Record list |
* START *

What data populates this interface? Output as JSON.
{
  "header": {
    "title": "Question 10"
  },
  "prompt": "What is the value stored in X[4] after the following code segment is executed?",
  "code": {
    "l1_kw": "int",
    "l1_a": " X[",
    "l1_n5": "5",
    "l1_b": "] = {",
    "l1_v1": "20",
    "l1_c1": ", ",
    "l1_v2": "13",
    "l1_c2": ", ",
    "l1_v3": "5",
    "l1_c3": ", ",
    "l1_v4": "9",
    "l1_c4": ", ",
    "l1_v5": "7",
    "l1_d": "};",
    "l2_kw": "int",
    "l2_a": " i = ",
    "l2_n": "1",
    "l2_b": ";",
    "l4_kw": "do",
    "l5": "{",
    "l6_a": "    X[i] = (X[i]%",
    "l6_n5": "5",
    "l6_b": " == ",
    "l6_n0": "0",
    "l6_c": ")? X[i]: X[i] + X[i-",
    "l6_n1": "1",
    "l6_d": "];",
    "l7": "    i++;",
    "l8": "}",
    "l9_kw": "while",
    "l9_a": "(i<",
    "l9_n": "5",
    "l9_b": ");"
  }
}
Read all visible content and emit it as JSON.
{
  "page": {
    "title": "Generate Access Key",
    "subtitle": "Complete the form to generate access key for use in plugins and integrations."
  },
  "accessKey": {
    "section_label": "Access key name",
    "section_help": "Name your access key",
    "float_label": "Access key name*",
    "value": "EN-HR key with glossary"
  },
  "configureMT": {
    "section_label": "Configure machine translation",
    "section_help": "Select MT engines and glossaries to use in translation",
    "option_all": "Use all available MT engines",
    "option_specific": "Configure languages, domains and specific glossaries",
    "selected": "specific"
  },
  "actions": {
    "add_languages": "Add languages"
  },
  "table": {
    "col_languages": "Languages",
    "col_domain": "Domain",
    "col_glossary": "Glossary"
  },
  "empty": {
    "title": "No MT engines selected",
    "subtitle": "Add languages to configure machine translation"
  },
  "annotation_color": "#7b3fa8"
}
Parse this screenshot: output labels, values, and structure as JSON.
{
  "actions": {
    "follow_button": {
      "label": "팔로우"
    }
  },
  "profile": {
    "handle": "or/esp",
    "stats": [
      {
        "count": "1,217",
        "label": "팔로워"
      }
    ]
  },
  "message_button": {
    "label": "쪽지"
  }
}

* END *

The request | Print every entry exactly as it appears.

Output for this exercise |
What data populates this interface? Output as JSON.
{
  "header": {
    "title": "Question 10"
  },
  "prompt": "What is the value stored in X[4] after the following code segment is executed?",
  "code": {
    "l1_kw": "int",
    "l1_a": " X[",
    "l1_n5": "5",
    "l1_b": "] = {",
    "l1_v1": "20",
    "l1_c1": ", ",
    "l1_v2": "13",
    "l1_c2": ", ",
    "l1_v3": "5",
    "l1_c3": ", ",
    "l1_v4": "9",
    "l1_c4": ", ",
    "l1_v5": "7",
    "l1_d": "};",
    "l2_kw": "int",
    "l2_a": " i = ",
    "l2_n": "1",
    "l2_b": ";",
    "l4_kw": "do",
    "l5": "{",
    "l6_a": "    X[i] = (X[i]%",
    "l6_n5": "5",
    "l6_b": " == ",
    "l6_n0": "0",
    "l6_c": ")? X[i]: X[i] + X[i-",
    "l6_n1": "1",
    "l6_d": "];",
    "l7": "    i++;",
    "l8": "}",
    "l9_kw": "while",
    "l9_a": "(i<",
    "l9_n": "5",
    "l9_b": ");"
  }
}
Read all visible content and emit it as JSON.
{
  "page": {
    "title": "Generate Access Key",
    "subtitle": "Complete the form to generate access key for use in plugins and integrations."
  },
  "accessKey": {
    "section_label": "Access key name",
    "section_help": "Name your access key",
    "float_label": "Access key name*",
    "value": "EN-HR key with glossary"
  },
  "configureMT": {
    "section_label": "Configure machine translation",
    "section_help": "Select MT engines and glossaries to use in translation",
    "option_all": "Use all available MT engines",
    "option_specific": "Configure languages, domains and specific glossaries",
    "selected": "specific"
  },
  "actions": {
    "add_languages": "Add languages"
  },
  "table": {
    "col_languages": "Languages",
    "col_domain": "Domain",
    "col_glossary": "Glossary"
  },
  "empty": {
    "title": "No MT engines selected",
    "subtitle": "Add languages to configure machine translation"
  },
  "annotation_color": "#7b3fa8"
}
Parse this screenshot: output labels, values, and structure as JSON.
{
  "actions": {
    "follow_button": {
      "label": "팔로우"
    }
  },
  "profile": {
    "handle": "or/esp",
    "stats": [
      {
        "count": "1,217",
        "label": "팔로워"
      }
    ]
  },
  "message_button": {
    "label": "쪽지"
  }
}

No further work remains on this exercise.